**The problem**
Go through the records and give each one again exactly.

___ Excerpted data

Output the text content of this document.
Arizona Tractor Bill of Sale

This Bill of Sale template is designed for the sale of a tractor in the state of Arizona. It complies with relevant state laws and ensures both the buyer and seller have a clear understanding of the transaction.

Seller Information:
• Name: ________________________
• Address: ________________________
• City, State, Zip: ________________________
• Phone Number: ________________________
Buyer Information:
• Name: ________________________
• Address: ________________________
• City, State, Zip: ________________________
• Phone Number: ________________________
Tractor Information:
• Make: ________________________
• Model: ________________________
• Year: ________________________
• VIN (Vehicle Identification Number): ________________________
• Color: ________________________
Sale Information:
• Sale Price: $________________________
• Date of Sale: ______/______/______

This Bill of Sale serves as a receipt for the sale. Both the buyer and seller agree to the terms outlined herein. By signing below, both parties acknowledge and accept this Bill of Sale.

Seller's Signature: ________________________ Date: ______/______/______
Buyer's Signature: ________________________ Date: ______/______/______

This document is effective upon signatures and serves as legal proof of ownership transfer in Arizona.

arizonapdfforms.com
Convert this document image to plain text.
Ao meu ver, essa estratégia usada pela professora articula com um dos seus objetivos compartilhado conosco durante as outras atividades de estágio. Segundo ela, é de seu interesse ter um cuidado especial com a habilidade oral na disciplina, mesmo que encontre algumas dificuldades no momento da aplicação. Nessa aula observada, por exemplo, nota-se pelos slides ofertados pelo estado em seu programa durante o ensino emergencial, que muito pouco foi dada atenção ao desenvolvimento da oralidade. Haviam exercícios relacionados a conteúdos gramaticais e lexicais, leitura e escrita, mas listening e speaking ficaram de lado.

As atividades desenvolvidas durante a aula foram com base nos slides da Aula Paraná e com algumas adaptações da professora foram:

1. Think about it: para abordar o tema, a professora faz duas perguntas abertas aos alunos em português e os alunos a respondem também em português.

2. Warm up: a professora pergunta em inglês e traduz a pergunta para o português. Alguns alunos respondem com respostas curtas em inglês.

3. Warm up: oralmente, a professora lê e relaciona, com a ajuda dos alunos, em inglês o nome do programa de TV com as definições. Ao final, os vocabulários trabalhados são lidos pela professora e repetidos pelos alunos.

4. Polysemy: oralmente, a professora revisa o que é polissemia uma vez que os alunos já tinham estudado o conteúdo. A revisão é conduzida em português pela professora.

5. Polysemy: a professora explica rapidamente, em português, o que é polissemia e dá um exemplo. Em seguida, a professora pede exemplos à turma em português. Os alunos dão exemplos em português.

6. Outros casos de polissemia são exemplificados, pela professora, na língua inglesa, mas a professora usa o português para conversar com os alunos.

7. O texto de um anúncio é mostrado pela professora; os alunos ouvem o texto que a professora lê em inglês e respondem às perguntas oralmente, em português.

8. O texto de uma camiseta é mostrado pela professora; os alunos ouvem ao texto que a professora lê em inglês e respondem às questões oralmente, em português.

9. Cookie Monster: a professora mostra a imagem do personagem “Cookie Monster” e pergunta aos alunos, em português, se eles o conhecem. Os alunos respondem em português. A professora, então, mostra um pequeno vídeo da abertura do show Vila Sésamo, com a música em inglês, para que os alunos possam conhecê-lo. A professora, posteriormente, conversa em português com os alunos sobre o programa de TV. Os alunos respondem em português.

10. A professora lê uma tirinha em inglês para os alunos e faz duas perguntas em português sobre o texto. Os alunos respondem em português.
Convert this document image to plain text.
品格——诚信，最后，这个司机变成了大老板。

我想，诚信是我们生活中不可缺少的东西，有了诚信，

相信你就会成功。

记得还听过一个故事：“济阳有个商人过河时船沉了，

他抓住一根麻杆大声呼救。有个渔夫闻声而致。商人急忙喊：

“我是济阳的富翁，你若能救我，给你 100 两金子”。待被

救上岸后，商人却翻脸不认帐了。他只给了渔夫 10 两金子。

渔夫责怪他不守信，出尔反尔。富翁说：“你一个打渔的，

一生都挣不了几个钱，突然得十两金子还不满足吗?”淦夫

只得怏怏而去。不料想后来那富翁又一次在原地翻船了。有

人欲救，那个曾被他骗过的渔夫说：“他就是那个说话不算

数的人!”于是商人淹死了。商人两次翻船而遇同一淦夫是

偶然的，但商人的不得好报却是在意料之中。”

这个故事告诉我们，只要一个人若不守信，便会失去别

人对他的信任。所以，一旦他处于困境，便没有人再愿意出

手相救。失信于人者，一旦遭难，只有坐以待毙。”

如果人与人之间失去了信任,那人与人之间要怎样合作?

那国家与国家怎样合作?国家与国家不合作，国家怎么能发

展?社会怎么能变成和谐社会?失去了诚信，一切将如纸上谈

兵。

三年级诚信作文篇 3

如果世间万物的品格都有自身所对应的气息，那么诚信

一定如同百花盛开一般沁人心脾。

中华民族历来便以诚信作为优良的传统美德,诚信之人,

______

**Solution below**
Output the text content of this document.
Arizona Tractor Bill of Sale

This Bill of Sale template is designed for the sale of a tractor in the state of Arizona. It complies with relevant state laws and ensures both the buyer and seller have a clear understanding of the transaction.

Seller Information:
• Name: ________________________
• Address: ________________________
• City, State, Zip: ________________________
• Phone Number: ________________________
Buyer Information:
• Name: ________________________
• Address: ________________________
• City, State, Zip: ________________________
• Phone Number: ________________________
Tractor Information:
• Make: ________________________
• Model: ________________________
• Year: ________________________
• VIN (Vehicle Identification Number): ________________________
• Color: ________________________
Sale Information:
• Sale Price: $________________________
• Date of Sale: ______/______/______

This Bill of Sale serves as a receipt for the sale. Both the buyer and seller agree to the terms outlined herein. By signing below, both parties acknowledge and accept this Bill of Sale.

Seller's Signature: ________________________ Date: ______/______/______
Buyer's Signature: ________________________ Date: ______/______/______

This document is effective upon signatures and serves as legal proof of ownership transfer in Arizona.

arizonapdfforms.com
Convert this document image to plain text.
Ao meu ver, essa estratégia usada pela professora articula com um dos seus objetivos compartilhado conosco durante as outras atividades de estágio. Segundo ela, é de seu interesse ter um cuidado especial com a habilidade oral na disciplina, mesmo que encontre algumas dificuldades no momento da aplicação. Nessa aula observada, por exemplo, nota-se pelos slides ofertados pelo estado em seu programa durante o ensino emergencial, que muito pouco foi dada atenção ao desenvolvimento da oralidade. Haviam exercícios relacionados a conteúdos gramaticais e lexicais, leitura e escrita, mas listening e speaking ficaram de lado.

As atividades desenvolvidas durante a aula foram com base nos slides da Aula Paraná e com algumas adaptações da professora foram:

1. Think about it: para abordar o tema, a professora faz duas perguntas abertas aos alunos em português e os alunos a respondem também em português.

2. Warm up: a professora pergunta em inglês e traduz a pergunta para o português. Alguns alunos respondem com respostas curtas em inglês.

3. Warm up: oralmente, a professora lê e relaciona, com a ajuda dos alunos, em inglês o nome do programa de TV com as definições. Ao final, os vocabulários trabalhados são lidos pela professora e repetidos pelos alunos.

4. Polysemy: oralmente, a professora revisa o que é polissemia uma vez que os alunos já tinham estudado o conteúdo. A revisão é conduzida em português pela professora.

5. Polysemy: a professora explica rapidamente, em português, o que é polissemia e dá um exemplo. Em seguida, a professora pede exemplos à turma em português. Os alunos dão exemplos em português.

6. Outros casos de polissemia são exemplificados, pela professora, na língua inglesa, mas a professora usa o português para conversar com os alunos.

7. O texto de um anúncio é mostrado pela professora; os alunos ouvem o texto que a professora lê em inglês e respondem às perguntas oralmente, em português.

8. O texto de uma camiseta é mostrado pela professora; os alunos ouvem ao texto que a professora lê em inglês e respondem às questões oralmente, em português.

9. Cookie Monster: a professora mostra a imagem do personagem “Cookie Monster” e pergunta aos alunos, em português, se eles o conhecem. Os alunos respondem em português. A professora, então, mostra um pequeno vídeo da abertura do show Vila Sésamo, com a música em inglês, para que os alunos possam conhecê-lo. A professora, posteriormente, conversa em português com os alunos sobre o programa de TV. Os alunos respondem em português.

10. A professora lê uma tirinha em inglês para os alunos e faz duas perguntas em português sobre o texto. Os alunos respondem em português.
Convert this document image to plain text.
品格——诚信，最后，这个司机变成了大老板。

我想，诚信是我们生活中不可缺少的东西，有了诚信，

相信你就会成功。

记得还听过一个故事：“济阳有个商人过河时船沉了，

他抓住一根麻杆大声呼救。有个渔夫闻声而致。商人急忙喊：

“我是济阳的富翁，你若能救我，给你 100 两金子”。待被

救上岸后，商人却翻脸不认帐了。他只给了渔夫 10 两金子。

渔夫责怪他不守信，出尔反尔。富翁说：“你一个打渔的，

一生都挣不了几个钱，突然得十两金子还不满足吗?”淦夫

只得怏怏而去。不料想后来那富翁又一次在原地翻船了。有

人欲救，那个曾被他骗过的渔夫说：“他就是那个说话不算

数的人!”于是商人淹死了。商人两次翻船而遇同一淦夫是

偶然的，但商人的不得好报却是在意料之中。”

这个故事告诉我们，只要一个人若不守信，便会失去别

人对他的信任。所以，一旦他处于困境，便没有人再愿意出

手相救。失信于人者，一旦遭难，只有坐以待毙。”

如果人与人之间失去了信任,那人与人之间要怎样合作?

那国家与国家怎样合作?国家与国家不合作，国家怎么能发

展?社会怎么能变成和谐社会?失去了诚信，一切将如纸上谈

兵。

三年级诚信作文篇 3

如果世间万物的品格都有自身所对应的气息，那么诚信

一定如同百花盛开一般沁人心脾。

中华民族历来便以诚信作为优良的传统美德,诚信之人,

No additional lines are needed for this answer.